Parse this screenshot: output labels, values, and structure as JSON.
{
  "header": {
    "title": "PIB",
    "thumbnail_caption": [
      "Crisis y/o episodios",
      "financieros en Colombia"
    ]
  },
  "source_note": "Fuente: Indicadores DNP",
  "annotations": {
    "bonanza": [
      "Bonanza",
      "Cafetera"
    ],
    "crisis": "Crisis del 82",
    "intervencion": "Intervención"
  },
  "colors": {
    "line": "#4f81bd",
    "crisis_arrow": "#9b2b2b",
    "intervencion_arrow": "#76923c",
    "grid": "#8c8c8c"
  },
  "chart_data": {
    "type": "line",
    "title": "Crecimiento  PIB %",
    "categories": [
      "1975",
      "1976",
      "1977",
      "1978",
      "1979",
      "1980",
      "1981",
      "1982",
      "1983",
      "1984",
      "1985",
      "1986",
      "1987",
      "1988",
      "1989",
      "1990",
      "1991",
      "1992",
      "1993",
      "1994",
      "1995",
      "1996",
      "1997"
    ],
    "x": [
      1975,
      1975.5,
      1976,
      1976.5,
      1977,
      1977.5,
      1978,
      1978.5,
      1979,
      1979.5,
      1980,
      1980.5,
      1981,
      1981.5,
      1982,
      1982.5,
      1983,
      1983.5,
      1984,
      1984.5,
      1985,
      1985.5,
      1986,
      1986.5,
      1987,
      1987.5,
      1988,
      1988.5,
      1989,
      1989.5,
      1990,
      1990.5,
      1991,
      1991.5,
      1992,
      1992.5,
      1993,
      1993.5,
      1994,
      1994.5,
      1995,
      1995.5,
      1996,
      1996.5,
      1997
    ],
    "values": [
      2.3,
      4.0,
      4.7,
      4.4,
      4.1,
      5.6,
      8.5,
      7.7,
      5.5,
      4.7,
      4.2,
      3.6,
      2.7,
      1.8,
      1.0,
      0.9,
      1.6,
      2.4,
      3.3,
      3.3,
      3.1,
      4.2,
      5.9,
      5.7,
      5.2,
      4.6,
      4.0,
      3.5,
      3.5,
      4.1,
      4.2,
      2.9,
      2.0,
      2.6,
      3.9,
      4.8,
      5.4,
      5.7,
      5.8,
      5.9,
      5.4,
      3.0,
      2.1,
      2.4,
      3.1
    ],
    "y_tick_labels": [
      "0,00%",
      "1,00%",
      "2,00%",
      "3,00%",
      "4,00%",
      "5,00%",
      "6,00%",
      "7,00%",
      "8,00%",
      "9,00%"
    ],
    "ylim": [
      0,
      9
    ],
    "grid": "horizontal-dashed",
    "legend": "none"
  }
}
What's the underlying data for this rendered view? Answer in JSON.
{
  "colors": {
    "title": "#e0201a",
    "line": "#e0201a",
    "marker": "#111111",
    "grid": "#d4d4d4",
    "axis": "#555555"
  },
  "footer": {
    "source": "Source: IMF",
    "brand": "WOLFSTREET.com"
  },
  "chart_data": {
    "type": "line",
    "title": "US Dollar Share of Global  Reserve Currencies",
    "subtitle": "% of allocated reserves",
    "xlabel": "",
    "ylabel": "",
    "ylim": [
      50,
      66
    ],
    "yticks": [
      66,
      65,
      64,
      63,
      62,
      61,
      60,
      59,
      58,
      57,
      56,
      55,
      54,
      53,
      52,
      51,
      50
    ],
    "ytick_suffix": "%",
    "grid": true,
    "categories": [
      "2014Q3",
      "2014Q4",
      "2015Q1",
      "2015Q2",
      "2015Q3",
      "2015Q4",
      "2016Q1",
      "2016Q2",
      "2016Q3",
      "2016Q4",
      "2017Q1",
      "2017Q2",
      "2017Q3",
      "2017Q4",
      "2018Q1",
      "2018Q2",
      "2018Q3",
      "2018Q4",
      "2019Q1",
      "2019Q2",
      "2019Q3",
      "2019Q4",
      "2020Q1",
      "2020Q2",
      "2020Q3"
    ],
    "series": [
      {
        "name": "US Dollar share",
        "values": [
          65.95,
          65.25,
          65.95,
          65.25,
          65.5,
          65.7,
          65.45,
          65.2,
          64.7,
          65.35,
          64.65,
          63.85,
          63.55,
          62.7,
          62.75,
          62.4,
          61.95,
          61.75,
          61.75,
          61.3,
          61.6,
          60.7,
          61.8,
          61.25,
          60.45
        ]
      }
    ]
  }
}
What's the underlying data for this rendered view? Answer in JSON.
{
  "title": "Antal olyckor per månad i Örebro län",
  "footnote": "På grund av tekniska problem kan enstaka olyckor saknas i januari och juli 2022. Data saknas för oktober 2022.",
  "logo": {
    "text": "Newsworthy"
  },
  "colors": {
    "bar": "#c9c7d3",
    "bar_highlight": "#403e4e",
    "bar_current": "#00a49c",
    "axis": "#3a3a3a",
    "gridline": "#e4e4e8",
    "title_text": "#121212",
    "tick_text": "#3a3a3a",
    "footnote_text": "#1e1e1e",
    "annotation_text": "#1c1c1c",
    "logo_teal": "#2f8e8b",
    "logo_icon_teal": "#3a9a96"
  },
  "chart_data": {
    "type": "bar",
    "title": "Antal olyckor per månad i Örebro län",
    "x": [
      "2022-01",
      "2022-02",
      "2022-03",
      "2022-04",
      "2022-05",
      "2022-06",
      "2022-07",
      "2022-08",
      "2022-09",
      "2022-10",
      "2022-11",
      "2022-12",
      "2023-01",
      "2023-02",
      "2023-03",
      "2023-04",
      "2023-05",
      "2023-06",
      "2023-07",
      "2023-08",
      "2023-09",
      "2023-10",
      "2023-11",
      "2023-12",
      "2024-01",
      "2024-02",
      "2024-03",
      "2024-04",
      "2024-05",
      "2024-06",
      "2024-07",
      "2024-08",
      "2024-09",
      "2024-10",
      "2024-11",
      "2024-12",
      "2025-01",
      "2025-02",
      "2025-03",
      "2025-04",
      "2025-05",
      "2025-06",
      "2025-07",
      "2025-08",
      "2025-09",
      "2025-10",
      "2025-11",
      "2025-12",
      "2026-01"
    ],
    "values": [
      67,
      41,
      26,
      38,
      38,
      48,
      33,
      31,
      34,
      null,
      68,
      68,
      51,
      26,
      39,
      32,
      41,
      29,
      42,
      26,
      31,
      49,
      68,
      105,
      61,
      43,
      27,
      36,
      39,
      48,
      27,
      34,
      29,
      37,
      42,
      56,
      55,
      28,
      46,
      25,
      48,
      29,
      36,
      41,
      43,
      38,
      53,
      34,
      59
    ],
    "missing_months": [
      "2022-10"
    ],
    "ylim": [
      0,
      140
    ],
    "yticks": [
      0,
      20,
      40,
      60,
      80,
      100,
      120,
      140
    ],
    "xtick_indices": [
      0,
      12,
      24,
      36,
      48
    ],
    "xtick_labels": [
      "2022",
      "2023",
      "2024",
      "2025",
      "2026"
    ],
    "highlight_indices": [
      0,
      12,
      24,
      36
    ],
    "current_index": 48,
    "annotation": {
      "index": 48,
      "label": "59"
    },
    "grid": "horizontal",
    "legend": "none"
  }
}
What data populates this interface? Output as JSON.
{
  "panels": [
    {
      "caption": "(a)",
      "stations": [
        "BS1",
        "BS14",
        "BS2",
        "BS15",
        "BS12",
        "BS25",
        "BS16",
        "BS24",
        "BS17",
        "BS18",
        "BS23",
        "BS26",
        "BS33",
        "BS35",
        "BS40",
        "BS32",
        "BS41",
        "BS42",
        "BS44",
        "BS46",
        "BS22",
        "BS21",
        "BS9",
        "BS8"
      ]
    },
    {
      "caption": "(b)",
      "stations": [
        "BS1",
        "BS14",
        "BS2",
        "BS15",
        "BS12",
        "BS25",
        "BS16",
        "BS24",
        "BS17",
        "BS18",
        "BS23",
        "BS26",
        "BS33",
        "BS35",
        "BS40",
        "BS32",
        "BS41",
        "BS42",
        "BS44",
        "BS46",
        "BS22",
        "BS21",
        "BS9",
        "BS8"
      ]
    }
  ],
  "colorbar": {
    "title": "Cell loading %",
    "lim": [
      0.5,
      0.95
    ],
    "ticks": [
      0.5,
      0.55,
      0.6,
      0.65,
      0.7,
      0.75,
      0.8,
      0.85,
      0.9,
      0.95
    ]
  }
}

AIM OF THE EXERCISE: Each line from the one containing "What data populates" to the end of the listing above should be copied exactly, and nothing else.

ANSWER BELOW:
What data populates this interface? Output as JSON.
{
  "panels": [
    {
      "caption": "(a)",
      "stations": [
        "BS1",
        "BS14",
        "BS2",
        "BS15",
        "BS12",
        "BS25",
        "BS16",
        "BS24",
        "BS17",
        "BS18",
        "BS23",
        "BS26",
        "BS33",
        "BS35",
        "BS40",
        "BS32",
        "BS41",
        "BS42",
        "BS44",
        "BS46",
        "BS22",
        "BS21",
        "BS9",
        "BS8"
      ]
    },
    {
      "caption": "(b)",
      "stations": [
        "BS1",
        "BS14",
        "BS2",
        "BS15",
        "BS12",
        "BS25",
        "BS16",
        "BS24",
        "BS17",
        "BS18",
        "BS23",
        "BS26",
        "BS33",
        "BS35",
        "BS40",
        "BS32",
        "BS41",
        "BS42",
        "BS44",
        "BS46",
        "BS22",
        "BS21",
        "BS9",
        "BS8"
      ]
    }
  ],
  "colorbar": {
    "title": "Cell loading %",
    "lim": [
      0.5,
      0.95
    ],
    "ticks": [
      0.5,
      0.55,
      0.6,
      0.65,
      0.7,
      0.75,
      0.8,
      0.85,
      0.9,
      0.95
    ]
  }
}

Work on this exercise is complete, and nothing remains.